◆ Supplied data:
========================================================================
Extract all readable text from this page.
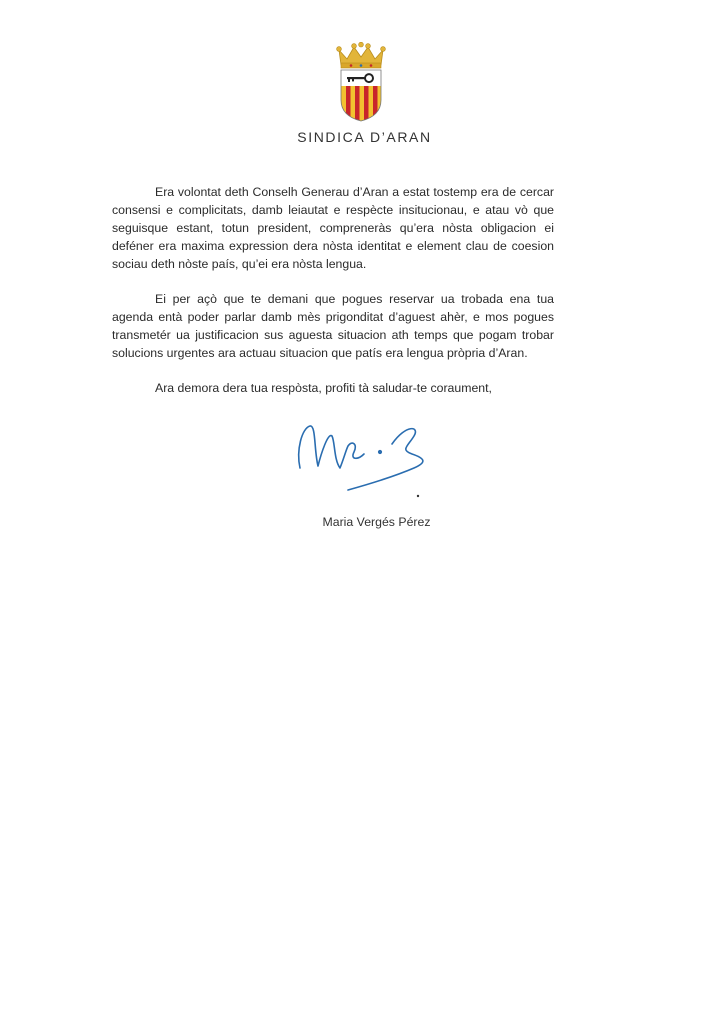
SINDICA D’ARAN

Era volontat deth Conselh Generau d’Aran a estat tostemp era de cercar consensi e complicitats, damb leiautat e respècte insitucionau, e atau vò que seguisque estant, totun president, compreneràs qu’era nòsta obligacion ei deféner era maxima expression dera nòsta identitat e element clau de coesion sociau deth nòste país, qu’ei era nòsta lengua.

Ei per açò que te demani que pogues reservar ua trobada ena tua agenda entà poder parlar damb mès prigonditat d’aguest ahèr, e mos pogues transmetér ua justificacion sus aguesta situacion ath temps que pogam trobar solucions urgentes ara actuau situacion que patís era lengua pròpria d’Aran.

Ara demora dera tua respòsta, profiti tà saludar-te coraument,

Maria Vergés Pérez
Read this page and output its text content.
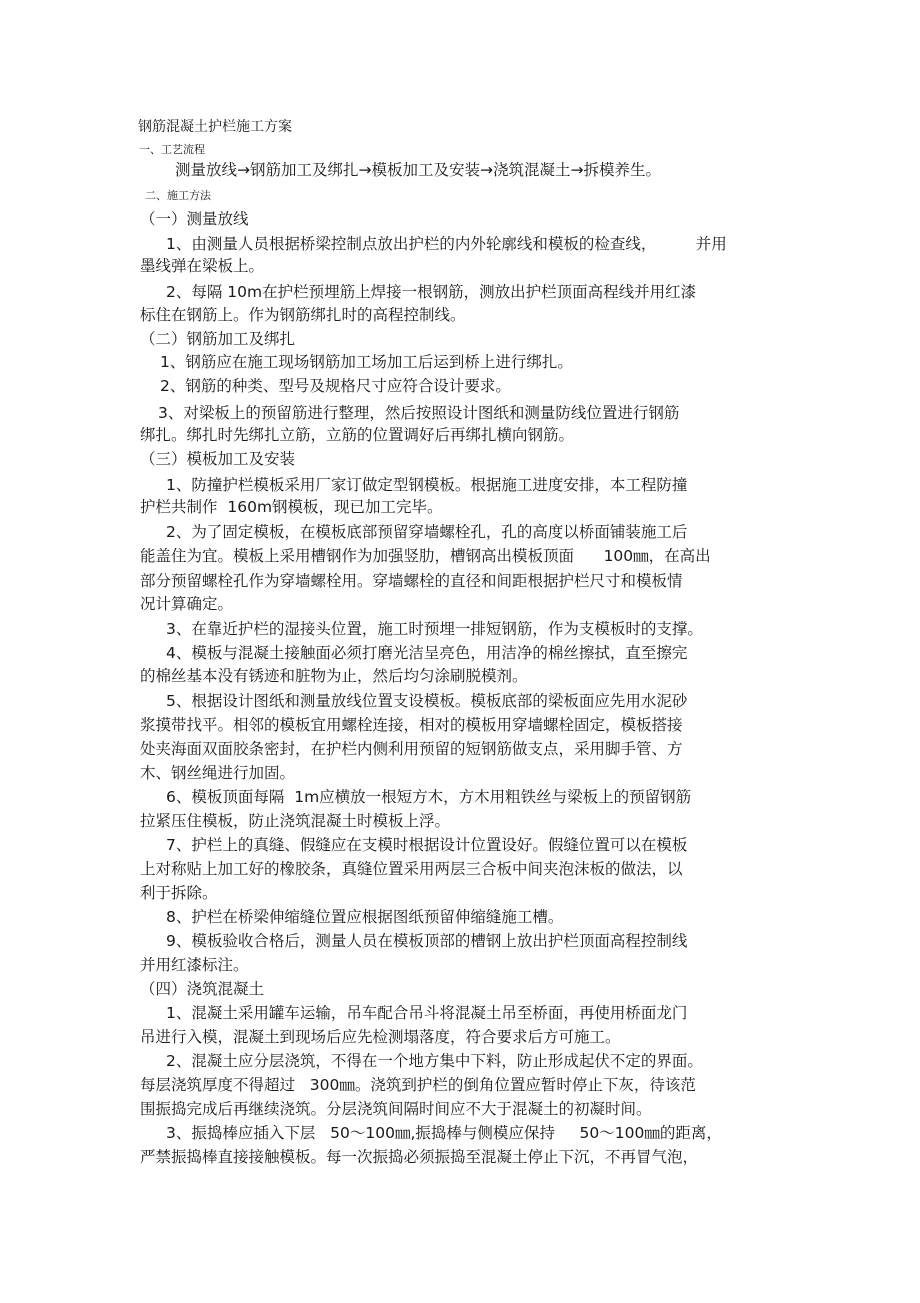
钢筋混凝土护栏施工方案
一、工艺流程
测量放线→钢筋加工及绑扎→模板加工及安装→浇筑混凝土→拆模养生。
二、施工方法
（一）测量放线
1、由测量人员根据桥梁控制点放出护栏的内外轮廓线和模板的检查线，        并用
墨线弹在梁板上。
2、每隔 10m在护栏预埋筋上焊接一根钢筋，测放出护栏顶面高程线并用红漆
标住在钢筋上。作为钢筋绑扎时的高程控制线。
（二）钢筋加工及绑扎
1、钢筋应在施工现场钢筋加工场加工后运到桥上进行绑扎。
2、钢筋的种类、型号及规格尺寸应符合设计要求。
3、对梁板上的预留筋进行整理，然后按照设计图纸和测量防线位置进行钢筋
绑扎。绑扎时先绑扎立筋，立筋的位置调好后再绑扎横向钢筋。
（三）模板加工及安装
1、防撞护栏模板采用厂家订做定型钢模板。根据施工进度安排，本工程防撞
护栏共制作  160m钢模板，现已加工完毕。
2、为了固定模板，在模板底部预留穿墙螺栓孔，孔的高度以桥面铺装施工后
能盖住为宜。模板上采用槽钢作为加强竖肋，槽钢高出模板顶面      100㎜，在高出
部分预留螺栓孔作为穿墙螺栓用。穿墙螺栓的直径和间距根据护栏尺寸和模板情
况计算确定。
3、在靠近护栏的湿接头位置，施工时预埋一排短钢筋，作为支模板时的支撑。
4、模板与混凝土接触面必须打磨光洁呈亮色，用洁净的棉丝擦拭，直至擦完
的棉丝基本没有锈迹和脏物为止，然后均匀涂刷脱模剂。
5、根据设计图纸和测量放线位置支设模板。模板底部的梁板面应先用水泥砂
浆摸带找平。相邻的模板宜用螺栓连接，相对的模板用穿墙螺栓固定，模板搭接
处夹海面双面胶条密封，在护栏内侧利用预留的短钢筋做支点，采用脚手管、方
木、钢丝绳进行加固。
6、模板顶面每隔  1m应横放一根短方木，方木用粗铁丝与梁板上的预留钢筋
拉紧压住模板，防止浇筑混凝土时模板上浮。
7、护栏上的真缝、假缝应在支模时根据设计位置设好。假缝位置可以在模板
上对称贴上加工好的橡胶条，真缝位置采用两层三合板中间夹泡沫板的做法，以
利于拆除。
8、护栏在桥梁伸缩缝位置应根据图纸预留伸缩缝施工槽。
9、模板验收合格后，测量人员在模板顶部的槽钢上放出护栏顶面高程控制线
并用红漆标注。
（四）浇筑混凝土
1、混凝土采用罐车运输，吊车配合吊斗将混凝土吊至桥面，再使用桥面龙门
吊进行入模，混凝土到现场后应先检测塌落度，符合要求后方可施工。
2、混凝土应分层浇筑，不得在一个地方集中下料，防止形成起伏不定的界面。
每层浇筑厚度不得超过   300㎜。浇筑到护栏的倒角位置应暂时停止下灰，待该范
围振捣完成后再继续浇筑。分层浇筑间隔时间应不大于混凝土的初凝时间。
3、振捣棒应插入下层   50～100㎜,振捣棒与侧模应保持     50～100㎜的距离，
严禁振捣棒直接接触模板。每一次振捣必须振捣至混凝土停止下沉，不再冒气泡，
========================================================================
◆ Do this: Only a number is needed: how many lines of the material above contain "模板加工及安装"?

◆ Solution: 2